BEGIN

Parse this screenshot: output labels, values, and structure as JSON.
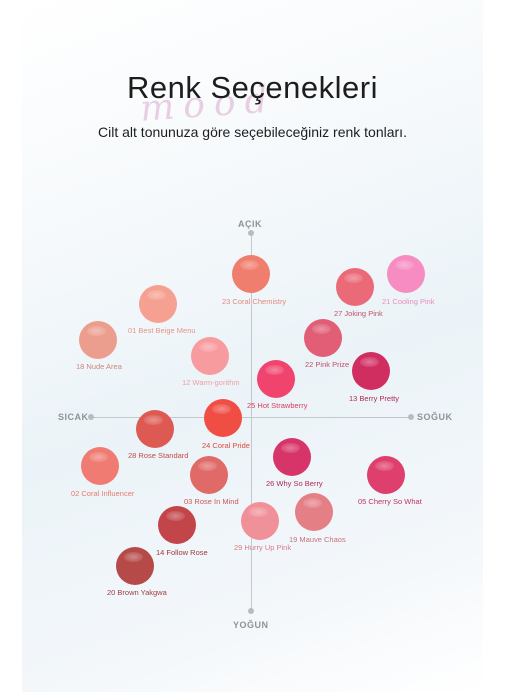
{
  "header": {
    "title": "Renk Seçenekleri",
    "watermark": "mood",
    "subtitle": "Cilt alt tonunuza göre seçebileceğiniz renk tonları."
  },
  "axes": {
    "top": "AÇIK",
    "bottom": "YOĞUN",
    "left": "SICAK",
    "right": "SOĞUK"
  },
  "shades": [
    {
      "label": "23 Coral Chemistry",
      "color": "#f07e6e",
      "label_color": "#e4897b"
    },
    {
      "label": "27 Joking Pink",
      "color": "#ea6a78",
      "label_color": "#c0526a"
    },
    {
      "label": "21 Cooling Pink",
      "color": "#f68cc2",
      "label_color": "#e98ebd"
    },
    {
      "label": "01 Best Beige Menu",
      "color": "#f6a091",
      "label_color": "#e49688"
    },
    {
      "label": "18 Nude Area",
      "color": "#ec9e8e",
      "label_color": "#cf8677"
    },
    {
      "label": "22 Pink Prize",
      "color": "#e25d76",
      "label_color": "#c24e66"
    },
    {
      "label": "12 Warm-gorithm",
      "color": "#f79b9e",
      "label_color": "#eda0a2"
    },
    {
      "label": "25 Hot Strawberry",
      "color": "#f0446e",
      "label_color": "#d63e60"
    },
    {
      "label": "13 Berry Pretty",
      "color": "#d02e61",
      "label_color": "#b02a52"
    },
    {
      "label": "28 Rose Standard",
      "color": "#dd5a53",
      "label_color": "#c14c48"
    },
    {
      "label": "24 Coral Pride",
      "color": "#f04e45",
      "label_color": "#e0493e"
    },
    {
      "label": "02 Coral Influencer",
      "color": "#f07b72",
      "label_color": "#e77b70"
    },
    {
      "label": "03 Rose In Mind",
      "color": "#e06a68",
      "label_color": "#cb5a58"
    },
    {
      "label": "26 Why So Berry",
      "color": "#d7356a",
      "label_color": "#ad2a57"
    },
    {
      "label": "05 Cherry So What",
      "color": "#df3f6c",
      "label_color": "#c2345d"
    },
    {
      "label": "14 Follow Rose",
      "color": "#c24549",
      "label_color": "#a13a3d"
    },
    {
      "label": "29 Hurry Up Pink",
      "color": "#f0919a",
      "label_color": "#d97c86"
    },
    {
      "label": "19 Mauve Chaos",
      "color": "#e47f86",
      "label_color": "#c8707a"
    },
    {
      "label": "20 Brown Yakgwa",
      "color": "#b64a48",
      "label_color": "#9c3e3d"
    }
  ]
}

END

=== Aim of the task ===
Omit the pictures, and quote the material above exactly as given.

=== The result ===
Parse this screenshot: output labels, values, and structure as JSON.
{
  "header": {
    "title": "Renk Seçenekleri",
    "watermark": "mood",
    "subtitle": "Cilt alt tonunuza göre seçebileceğiniz renk tonları."
  },
  "axes": {
    "top": "AÇIK",
    "bottom": "YOĞUN",
    "left": "SICAK",
    "right": "SOĞUK"
  },
  "shades": [
    {
      "label": "23 Coral Chemistry",
      "color": "#f07e6e",
      "label_color": "#e4897b"
    },
    {
      "label": "27 Joking Pink",
      "color": "#ea6a78",
      "label_color": "#c0526a"
    },
    {
      "label": "21 Cooling Pink",
      "color": "#f68cc2",
      "label_color": "#e98ebd"
    },
    {
      "label": "01 Best Beige Menu",
      "color": "#f6a091",
      "label_color": "#e49688"
    },
    {
      "label": "18 Nude Area",
      "color": "#ec9e8e",
      "label_color": "#cf8677"
    },
    {
      "label": "22 Pink Prize",
      "color": "#e25d76",
      "label_color": "#c24e66"
    },
    {
      "label": "12 Warm-gorithm",
      "color": "#f79b9e",
      "label_color": "#eda0a2"
    },
    {
      "label": "25 Hot Strawberry",
      "color": "#f0446e",
      "label_color": "#d63e60"
    },
    {
      "label": "13 Berry Pretty",
      "color": "#d02e61",
      "label_color": "#b02a52"
    },
    {
      "label": "28 Rose Standard",
      "color": "#dd5a53",
      "label_color": "#c14c48"
    },
    {
      "label": "24 Coral Pride",
      "color": "#f04e45",
      "label_color": "#e0493e"
    },
    {
      "label": "02 Coral Influencer",
      "color": "#f07b72",
      "label_color": "#e77b70"
    },
    {
      "label": "03 Rose In Mind",
      "color": "#e06a68",
      "label_color": "#cb5a58"
    },
    {
      "label": "26 Why So Berry",
      "color": "#d7356a",
      "label_color": "#ad2a57"
    },
    {
      "label": "05 Cherry So What",
      "color": "#df3f6c",
      "label_color": "#c2345d"
    },
    {
      "label": "14 Follow Rose",
      "color": "#c24549",
      "label_color": "#a13a3d"
    },
    {
      "label": "29 Hurry Up Pink",
      "color": "#f0919a",
      "label_color": "#d97c86"
    },
    {
      "label": "19 Mauve Chaos",
      "color": "#e47f86",
      "label_color": "#c8707a"
    },
    {
      "label": "20 Brown Yakgwa",
      "color": "#b64a48",
      "label_color": "#9c3e3d"
    }
  ]
}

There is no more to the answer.